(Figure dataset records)
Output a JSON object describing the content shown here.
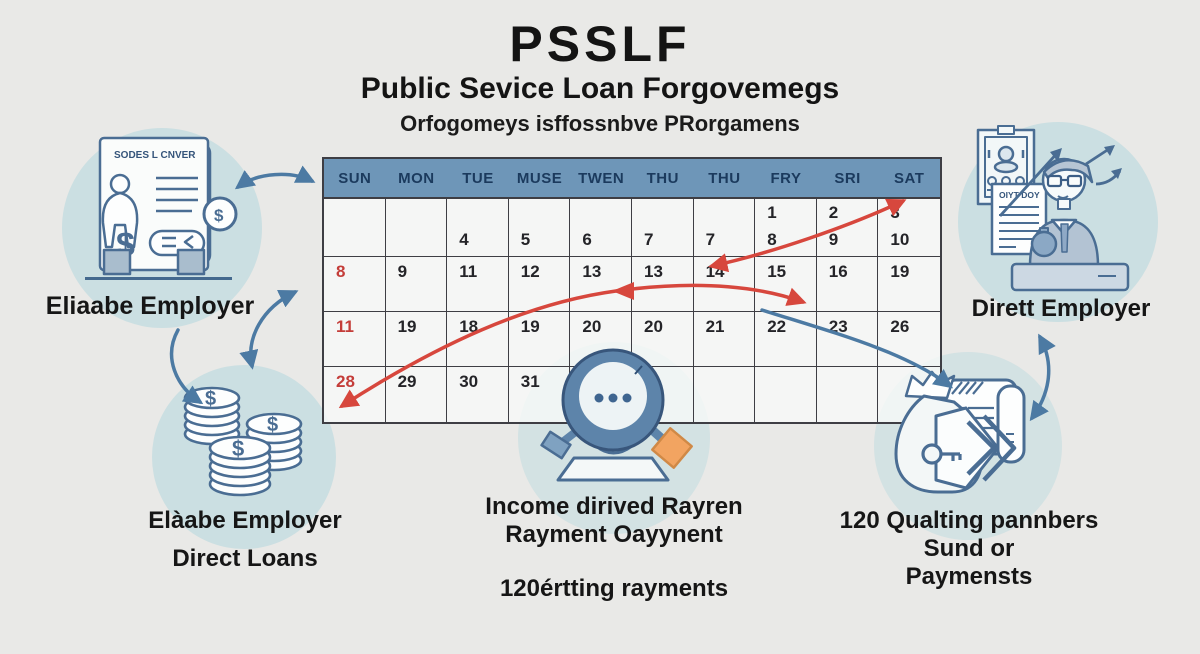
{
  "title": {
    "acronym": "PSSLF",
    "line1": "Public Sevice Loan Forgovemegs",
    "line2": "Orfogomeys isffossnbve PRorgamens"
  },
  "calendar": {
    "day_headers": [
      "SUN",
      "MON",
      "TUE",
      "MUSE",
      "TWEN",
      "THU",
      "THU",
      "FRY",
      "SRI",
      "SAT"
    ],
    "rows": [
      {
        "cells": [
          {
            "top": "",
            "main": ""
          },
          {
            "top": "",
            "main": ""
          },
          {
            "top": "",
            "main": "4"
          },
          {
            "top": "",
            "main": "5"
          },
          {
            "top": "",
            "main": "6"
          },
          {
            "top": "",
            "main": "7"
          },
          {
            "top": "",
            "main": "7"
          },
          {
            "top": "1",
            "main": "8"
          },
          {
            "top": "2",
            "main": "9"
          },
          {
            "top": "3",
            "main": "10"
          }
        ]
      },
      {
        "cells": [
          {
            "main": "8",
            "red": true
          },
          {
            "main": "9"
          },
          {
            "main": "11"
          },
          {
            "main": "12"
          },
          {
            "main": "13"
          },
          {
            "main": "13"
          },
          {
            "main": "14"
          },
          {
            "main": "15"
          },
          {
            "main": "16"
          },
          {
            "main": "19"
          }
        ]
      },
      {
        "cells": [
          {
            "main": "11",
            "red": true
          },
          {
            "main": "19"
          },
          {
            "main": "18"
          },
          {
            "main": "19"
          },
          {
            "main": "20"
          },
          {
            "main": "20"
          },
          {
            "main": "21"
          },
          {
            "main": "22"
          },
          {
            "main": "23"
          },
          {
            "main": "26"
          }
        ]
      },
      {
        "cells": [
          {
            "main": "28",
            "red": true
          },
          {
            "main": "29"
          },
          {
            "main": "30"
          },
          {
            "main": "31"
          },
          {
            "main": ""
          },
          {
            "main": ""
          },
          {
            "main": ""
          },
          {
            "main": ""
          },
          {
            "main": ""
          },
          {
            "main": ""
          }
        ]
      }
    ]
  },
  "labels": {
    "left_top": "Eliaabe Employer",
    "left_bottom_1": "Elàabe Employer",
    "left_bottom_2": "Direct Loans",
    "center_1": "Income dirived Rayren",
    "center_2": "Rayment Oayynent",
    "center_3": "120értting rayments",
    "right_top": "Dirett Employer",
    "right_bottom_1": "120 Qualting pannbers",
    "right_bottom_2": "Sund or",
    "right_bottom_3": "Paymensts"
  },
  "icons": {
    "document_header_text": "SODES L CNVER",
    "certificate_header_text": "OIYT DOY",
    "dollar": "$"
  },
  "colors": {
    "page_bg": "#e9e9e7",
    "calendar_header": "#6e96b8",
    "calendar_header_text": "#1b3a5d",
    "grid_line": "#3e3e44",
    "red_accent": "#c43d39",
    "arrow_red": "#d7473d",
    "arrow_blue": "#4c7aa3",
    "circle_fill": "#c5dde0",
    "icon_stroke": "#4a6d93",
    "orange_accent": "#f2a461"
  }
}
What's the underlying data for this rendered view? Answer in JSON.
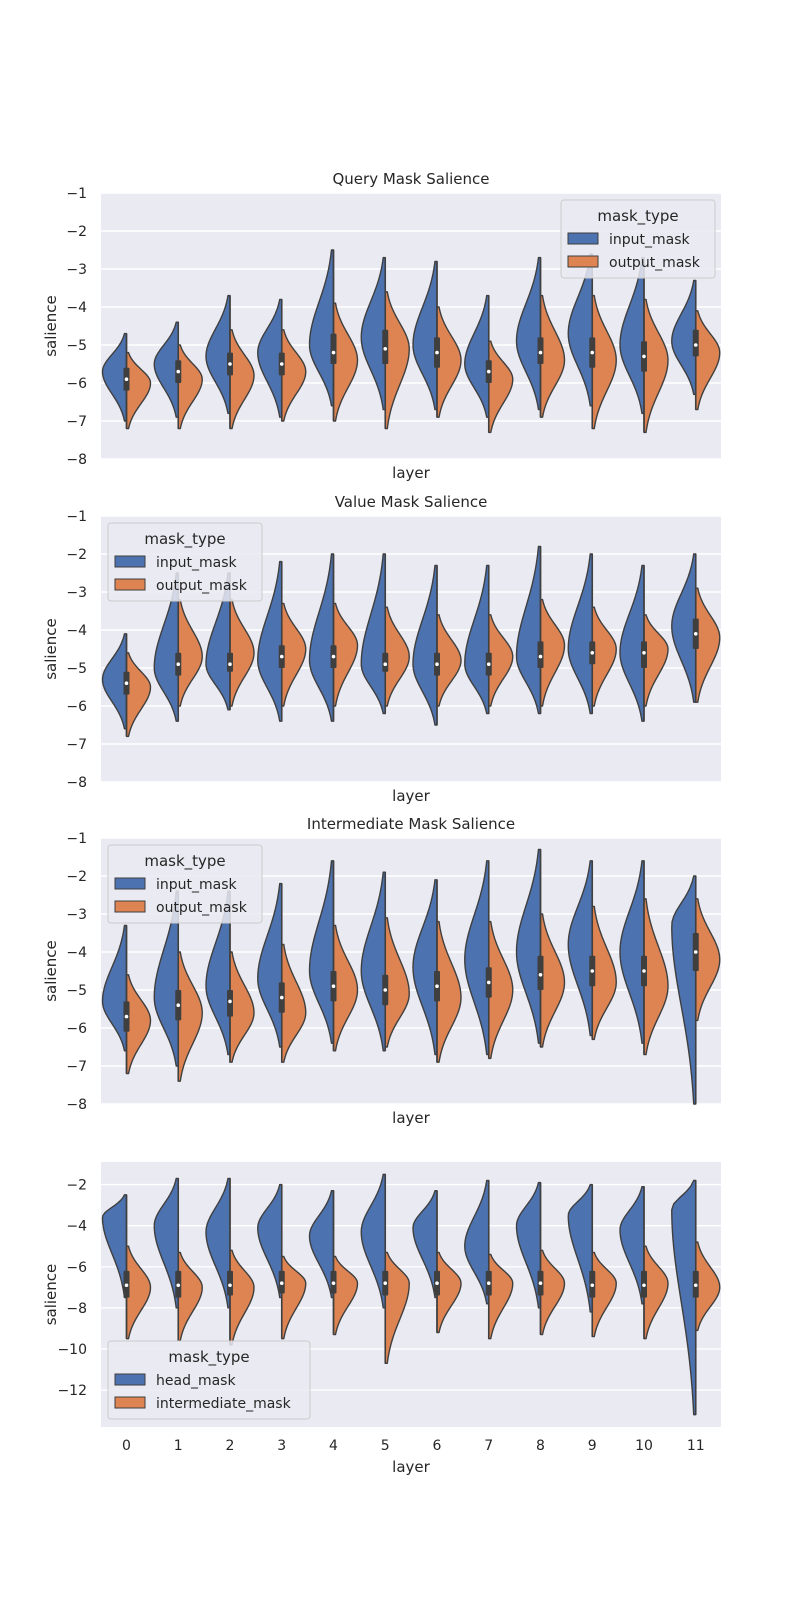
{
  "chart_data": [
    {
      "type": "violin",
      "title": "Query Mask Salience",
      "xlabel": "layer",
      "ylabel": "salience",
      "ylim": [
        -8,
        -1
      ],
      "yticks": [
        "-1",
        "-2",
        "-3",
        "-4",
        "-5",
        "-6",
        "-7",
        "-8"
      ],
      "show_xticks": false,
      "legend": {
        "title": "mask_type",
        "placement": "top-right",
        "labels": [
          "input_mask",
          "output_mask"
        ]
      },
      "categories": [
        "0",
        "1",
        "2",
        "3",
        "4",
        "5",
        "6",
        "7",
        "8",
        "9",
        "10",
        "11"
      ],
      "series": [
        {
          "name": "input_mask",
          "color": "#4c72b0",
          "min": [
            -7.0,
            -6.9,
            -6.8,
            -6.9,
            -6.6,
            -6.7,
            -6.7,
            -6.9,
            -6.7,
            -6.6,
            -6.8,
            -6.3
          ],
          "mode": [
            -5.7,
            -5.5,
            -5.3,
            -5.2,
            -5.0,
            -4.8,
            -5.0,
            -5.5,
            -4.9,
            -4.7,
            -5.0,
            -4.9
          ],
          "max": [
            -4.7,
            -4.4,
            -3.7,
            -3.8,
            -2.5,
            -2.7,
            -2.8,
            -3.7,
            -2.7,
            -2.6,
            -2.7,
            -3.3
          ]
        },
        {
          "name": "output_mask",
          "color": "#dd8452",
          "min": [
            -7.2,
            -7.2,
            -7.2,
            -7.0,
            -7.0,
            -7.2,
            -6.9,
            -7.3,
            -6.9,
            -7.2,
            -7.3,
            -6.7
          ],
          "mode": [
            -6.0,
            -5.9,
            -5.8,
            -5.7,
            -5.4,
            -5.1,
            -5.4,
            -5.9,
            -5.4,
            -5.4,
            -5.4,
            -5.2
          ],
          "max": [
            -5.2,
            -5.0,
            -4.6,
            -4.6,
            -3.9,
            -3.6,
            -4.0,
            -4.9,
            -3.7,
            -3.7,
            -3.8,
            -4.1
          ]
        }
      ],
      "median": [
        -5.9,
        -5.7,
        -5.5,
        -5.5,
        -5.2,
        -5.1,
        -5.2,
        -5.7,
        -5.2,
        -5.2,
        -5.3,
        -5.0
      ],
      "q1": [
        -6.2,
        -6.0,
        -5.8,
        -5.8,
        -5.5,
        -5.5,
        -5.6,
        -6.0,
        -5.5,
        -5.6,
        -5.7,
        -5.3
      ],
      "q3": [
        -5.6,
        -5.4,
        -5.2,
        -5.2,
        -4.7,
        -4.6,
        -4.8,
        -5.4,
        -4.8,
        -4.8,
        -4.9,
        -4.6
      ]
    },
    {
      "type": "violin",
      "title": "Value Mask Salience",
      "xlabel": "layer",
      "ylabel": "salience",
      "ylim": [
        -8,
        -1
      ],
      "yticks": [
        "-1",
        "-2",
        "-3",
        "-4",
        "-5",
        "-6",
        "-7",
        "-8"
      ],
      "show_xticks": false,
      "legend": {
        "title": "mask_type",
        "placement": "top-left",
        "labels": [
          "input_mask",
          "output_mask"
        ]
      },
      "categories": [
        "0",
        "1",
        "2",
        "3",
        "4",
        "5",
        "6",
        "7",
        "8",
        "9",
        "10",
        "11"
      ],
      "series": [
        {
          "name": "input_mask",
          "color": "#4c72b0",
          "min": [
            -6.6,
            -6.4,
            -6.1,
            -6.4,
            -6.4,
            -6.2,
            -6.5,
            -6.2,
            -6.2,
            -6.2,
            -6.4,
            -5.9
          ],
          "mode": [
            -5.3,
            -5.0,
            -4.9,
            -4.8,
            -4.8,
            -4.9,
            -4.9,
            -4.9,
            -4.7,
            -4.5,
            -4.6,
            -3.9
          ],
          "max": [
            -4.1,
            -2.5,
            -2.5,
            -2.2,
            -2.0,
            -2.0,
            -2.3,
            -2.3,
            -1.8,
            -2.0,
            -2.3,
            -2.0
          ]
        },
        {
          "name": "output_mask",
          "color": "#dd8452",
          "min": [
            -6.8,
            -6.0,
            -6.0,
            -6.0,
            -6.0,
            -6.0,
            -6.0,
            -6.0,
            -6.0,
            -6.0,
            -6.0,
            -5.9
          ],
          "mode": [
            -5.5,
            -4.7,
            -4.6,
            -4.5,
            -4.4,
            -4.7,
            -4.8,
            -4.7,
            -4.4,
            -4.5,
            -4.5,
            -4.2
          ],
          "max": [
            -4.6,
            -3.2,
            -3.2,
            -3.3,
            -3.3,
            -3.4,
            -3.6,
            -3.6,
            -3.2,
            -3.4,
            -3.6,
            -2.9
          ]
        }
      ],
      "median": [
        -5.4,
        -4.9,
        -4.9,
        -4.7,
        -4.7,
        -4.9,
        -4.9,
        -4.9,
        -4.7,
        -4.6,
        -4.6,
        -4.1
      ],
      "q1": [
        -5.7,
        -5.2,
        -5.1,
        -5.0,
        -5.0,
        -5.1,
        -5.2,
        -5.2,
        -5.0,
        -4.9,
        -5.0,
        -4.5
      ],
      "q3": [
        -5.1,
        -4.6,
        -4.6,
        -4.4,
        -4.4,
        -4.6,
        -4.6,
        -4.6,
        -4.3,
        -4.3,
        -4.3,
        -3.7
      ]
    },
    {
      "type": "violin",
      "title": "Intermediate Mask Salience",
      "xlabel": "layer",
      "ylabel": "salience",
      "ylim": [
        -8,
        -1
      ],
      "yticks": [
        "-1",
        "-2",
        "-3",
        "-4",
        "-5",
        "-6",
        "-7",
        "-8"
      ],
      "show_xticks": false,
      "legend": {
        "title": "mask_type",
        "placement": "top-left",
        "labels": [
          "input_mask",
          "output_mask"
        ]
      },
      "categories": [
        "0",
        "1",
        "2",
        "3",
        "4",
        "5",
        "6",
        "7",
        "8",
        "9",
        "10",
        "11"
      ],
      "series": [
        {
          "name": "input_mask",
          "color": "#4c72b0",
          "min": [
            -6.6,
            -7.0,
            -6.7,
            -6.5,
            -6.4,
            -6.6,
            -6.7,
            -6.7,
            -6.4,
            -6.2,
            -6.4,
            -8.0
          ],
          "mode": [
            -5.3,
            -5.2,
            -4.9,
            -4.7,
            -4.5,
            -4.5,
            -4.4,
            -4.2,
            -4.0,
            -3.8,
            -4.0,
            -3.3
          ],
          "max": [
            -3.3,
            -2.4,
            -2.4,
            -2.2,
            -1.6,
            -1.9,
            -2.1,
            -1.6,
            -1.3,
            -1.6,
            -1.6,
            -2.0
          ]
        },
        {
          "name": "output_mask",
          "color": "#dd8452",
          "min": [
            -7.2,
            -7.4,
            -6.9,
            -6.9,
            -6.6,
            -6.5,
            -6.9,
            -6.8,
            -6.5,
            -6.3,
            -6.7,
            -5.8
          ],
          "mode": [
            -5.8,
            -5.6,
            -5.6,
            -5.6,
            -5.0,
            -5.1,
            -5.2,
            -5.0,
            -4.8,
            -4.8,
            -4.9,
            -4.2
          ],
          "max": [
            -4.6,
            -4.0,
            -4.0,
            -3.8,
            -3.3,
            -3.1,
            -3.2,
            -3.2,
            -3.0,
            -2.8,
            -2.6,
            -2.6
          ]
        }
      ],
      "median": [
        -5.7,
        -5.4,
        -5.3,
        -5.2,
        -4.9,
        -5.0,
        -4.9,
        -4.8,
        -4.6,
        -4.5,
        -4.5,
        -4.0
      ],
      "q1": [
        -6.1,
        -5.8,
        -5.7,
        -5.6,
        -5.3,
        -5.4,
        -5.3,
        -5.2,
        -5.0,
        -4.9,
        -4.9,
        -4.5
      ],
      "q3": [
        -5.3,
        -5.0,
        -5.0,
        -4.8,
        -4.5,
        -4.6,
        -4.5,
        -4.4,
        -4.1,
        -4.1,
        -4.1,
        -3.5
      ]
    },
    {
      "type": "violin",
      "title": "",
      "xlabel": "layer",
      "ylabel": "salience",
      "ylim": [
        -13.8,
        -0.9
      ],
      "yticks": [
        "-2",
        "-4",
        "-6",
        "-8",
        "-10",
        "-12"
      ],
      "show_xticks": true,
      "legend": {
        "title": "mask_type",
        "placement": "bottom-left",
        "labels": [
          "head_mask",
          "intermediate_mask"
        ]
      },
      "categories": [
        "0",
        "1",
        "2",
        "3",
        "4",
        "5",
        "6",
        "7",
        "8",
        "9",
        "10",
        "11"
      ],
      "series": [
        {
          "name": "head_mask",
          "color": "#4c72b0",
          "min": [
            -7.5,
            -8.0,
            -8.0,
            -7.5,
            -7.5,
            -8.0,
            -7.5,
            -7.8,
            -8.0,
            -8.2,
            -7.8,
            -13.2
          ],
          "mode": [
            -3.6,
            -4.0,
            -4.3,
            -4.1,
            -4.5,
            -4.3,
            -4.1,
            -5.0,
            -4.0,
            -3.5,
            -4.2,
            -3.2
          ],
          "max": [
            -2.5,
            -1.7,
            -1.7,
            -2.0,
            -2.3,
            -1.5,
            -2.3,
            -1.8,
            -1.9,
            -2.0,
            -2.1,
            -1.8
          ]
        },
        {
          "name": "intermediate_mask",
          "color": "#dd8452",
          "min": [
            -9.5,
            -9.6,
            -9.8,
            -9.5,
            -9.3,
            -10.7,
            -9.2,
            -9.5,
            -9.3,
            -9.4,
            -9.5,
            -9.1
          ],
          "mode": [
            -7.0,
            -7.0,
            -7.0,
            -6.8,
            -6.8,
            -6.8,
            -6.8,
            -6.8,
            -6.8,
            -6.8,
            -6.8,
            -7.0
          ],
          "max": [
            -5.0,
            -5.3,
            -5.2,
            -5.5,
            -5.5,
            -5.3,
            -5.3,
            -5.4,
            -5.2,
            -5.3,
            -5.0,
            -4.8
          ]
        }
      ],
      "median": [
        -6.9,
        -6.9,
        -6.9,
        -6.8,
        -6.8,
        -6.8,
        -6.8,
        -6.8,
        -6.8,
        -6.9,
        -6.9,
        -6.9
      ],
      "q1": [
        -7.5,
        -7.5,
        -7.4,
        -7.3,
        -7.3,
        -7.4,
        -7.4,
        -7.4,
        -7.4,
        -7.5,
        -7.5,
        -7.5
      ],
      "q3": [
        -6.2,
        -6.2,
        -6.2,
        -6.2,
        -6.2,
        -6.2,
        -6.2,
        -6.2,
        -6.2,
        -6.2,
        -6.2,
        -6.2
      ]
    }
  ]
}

• REQUIRED WORK
The required output is the number of lines containing the word "Employer", and nothing besides.

• PROBLEM SOLUTION
3